---------- Task inputs ----------

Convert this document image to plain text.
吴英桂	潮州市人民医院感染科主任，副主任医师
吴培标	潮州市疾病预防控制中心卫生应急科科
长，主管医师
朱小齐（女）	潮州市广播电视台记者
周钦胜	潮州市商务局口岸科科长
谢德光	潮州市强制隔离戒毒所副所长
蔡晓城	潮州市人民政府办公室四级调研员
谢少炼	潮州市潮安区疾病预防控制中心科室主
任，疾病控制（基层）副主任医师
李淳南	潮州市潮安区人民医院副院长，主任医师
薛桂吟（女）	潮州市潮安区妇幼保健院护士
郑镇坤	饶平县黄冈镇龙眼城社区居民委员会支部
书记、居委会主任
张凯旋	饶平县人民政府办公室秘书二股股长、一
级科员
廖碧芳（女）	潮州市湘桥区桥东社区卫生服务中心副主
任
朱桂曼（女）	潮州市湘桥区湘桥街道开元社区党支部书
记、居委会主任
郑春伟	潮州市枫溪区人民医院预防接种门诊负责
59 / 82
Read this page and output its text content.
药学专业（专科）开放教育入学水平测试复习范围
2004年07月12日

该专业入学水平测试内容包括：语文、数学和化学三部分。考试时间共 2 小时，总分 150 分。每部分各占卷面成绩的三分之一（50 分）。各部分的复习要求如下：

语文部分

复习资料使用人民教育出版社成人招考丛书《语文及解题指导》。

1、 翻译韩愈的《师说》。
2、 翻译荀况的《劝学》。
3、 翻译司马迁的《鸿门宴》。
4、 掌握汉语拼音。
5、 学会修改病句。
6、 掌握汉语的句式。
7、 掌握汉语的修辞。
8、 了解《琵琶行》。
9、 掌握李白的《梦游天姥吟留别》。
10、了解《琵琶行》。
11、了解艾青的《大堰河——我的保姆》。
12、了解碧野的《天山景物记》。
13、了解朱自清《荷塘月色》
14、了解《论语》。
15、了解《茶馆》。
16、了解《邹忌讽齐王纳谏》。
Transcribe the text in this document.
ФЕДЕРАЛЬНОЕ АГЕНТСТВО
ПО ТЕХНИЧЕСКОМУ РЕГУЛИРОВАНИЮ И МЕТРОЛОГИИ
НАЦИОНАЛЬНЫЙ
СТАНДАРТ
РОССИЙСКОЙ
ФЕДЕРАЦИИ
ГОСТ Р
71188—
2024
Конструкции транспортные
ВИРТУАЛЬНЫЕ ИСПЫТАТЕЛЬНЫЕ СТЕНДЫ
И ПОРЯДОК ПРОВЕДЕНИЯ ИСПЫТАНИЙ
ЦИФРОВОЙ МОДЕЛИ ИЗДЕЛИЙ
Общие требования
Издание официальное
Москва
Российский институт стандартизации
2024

----------

# Short problem
Copy exactly the lines above, from the one containing "Read this page and output its text content." through the very last line.

# Solution below
Read this page and output its text content.
药学专业（专科）开放教育入学水平测试复习范围
2004年07月12日

该专业入学水平测试内容包括：语文、数学和化学三部分。考试时间共 2 小时，总分 150 分。每部分各占卷面成绩的三分之一（50 分）。各部分的复习要求如下：

语文部分

复习资料使用人民教育出版社成人招考丛书《语文及解题指导》。

1、 翻译韩愈的《师说》。
2、 翻译荀况的《劝学》。
3、 翻译司马迁的《鸿门宴》。
4、 掌握汉语拼音。
5、 学会修改病句。
6、 掌握汉语的句式。
7、 掌握汉语的修辞。
8、 了解《琵琶行》。
9、 掌握李白的《梦游天姥吟留别》。
10、了解《琵琶行》。
11、了解艾青的《大堰河——我的保姆》。
12、了解碧野的《天山景物记》。
13、了解朱自清《荷塘月色》
14、了解《论语》。
15、了解《茶馆》。
16、了解《邹忌讽齐王纳谏》。
Transcribe the text in this document.
ФЕДЕРАЛЬНОЕ АГЕНТСТВО
ПО ТЕХНИЧЕСКОМУ РЕГУЛИРОВАНИЮ И МЕТРОЛОГИИ
НАЦИОНАЛЬНЫЙ
СТАНДАРТ
РОССИЙСКОЙ
ФЕДЕРАЦИИ
ГОСТ Р
71188—
2024
Конструкции транспортные
ВИРТУАЛЬНЫЕ ИСПЫТАТЕЛЬНЫЕ СТЕНДЫ
И ПОРЯДОК ПРОВЕДЕНИЯ ИСПЫТАНИЙ
ЦИФРОВОЙ МОДЕЛИ ИЗДЕЛИЙ
Общие требования
Издание официальное
Москва
Российский институт стандартизации
2024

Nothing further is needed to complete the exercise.